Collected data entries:
⟨
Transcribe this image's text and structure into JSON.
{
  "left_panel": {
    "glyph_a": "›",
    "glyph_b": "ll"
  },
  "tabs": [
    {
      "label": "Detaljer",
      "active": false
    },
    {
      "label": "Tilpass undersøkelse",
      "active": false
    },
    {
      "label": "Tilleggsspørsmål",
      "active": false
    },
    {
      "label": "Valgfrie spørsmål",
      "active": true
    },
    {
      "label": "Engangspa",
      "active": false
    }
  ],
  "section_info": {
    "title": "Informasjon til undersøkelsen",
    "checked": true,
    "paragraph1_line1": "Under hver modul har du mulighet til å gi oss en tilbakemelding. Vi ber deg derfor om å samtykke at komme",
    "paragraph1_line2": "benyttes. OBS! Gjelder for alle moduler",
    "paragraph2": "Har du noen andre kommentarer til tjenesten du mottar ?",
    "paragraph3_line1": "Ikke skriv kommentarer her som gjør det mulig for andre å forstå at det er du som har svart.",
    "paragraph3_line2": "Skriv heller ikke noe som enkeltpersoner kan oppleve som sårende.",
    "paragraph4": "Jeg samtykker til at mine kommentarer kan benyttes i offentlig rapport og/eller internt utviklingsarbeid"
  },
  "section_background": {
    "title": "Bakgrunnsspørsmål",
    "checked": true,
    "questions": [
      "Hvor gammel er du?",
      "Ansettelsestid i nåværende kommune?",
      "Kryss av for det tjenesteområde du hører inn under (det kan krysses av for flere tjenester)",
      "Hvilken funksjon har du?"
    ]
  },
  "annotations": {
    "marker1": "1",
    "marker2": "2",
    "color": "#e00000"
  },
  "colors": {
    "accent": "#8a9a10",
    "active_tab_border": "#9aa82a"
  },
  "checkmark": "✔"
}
⟩
Repeat the whole listing exactly, keeping every line intact.

- PROBLEM SOLUTION -
Transcribe this image's text and structure into JSON.
{
  "left_panel": {
    "glyph_a": "›",
    "glyph_b": "ll"
  },
  "tabs": [
    {
      "label": "Detaljer",
      "active": false
    },
    {
      "label": "Tilpass undersøkelse",
      "active": false
    },
    {
      "label": "Tilleggsspørsmål",
      "active": false
    },
    {
      "label": "Valgfrie spørsmål",
      "active": true
    },
    {
      "label": "Engangspa",
      "active": false
    }
  ],
  "section_info": {
    "title": "Informasjon til undersøkelsen",
    "checked": true,
    "paragraph1_line1": "Under hver modul har du mulighet til å gi oss en tilbakemelding. Vi ber deg derfor om å samtykke at komme",
    "paragraph1_line2": "benyttes. OBS! Gjelder for alle moduler",
    "paragraph2": "Har du noen andre kommentarer til tjenesten du mottar ?",
    "paragraph3_line1": "Ikke skriv kommentarer her som gjør det mulig for andre å forstå at det er du som har svart.",
    "paragraph3_line2": "Skriv heller ikke noe som enkeltpersoner kan oppleve som sårende.",
    "paragraph4": "Jeg samtykker til at mine kommentarer kan benyttes i offentlig rapport og/eller internt utviklingsarbeid"
  },
  "section_background": {
    "title": "Bakgrunnsspørsmål",
    "checked": true,
    "questions": [
      "Hvor gammel er du?",
      "Ansettelsestid i nåværende kommune?",
      "Kryss av for det tjenesteområde du hører inn under (det kan krysses av for flere tjenester)",
      "Hvilken funksjon har du?"
    ]
  },
  "annotations": {
    "marker1": "1",
    "marker2": "2",
    "color": "#e00000"
  },
  "colors": {
    "accent": "#8a9a10",
    "active_tab_border": "#9aa82a"
  },
  "checkmark": "✔"
}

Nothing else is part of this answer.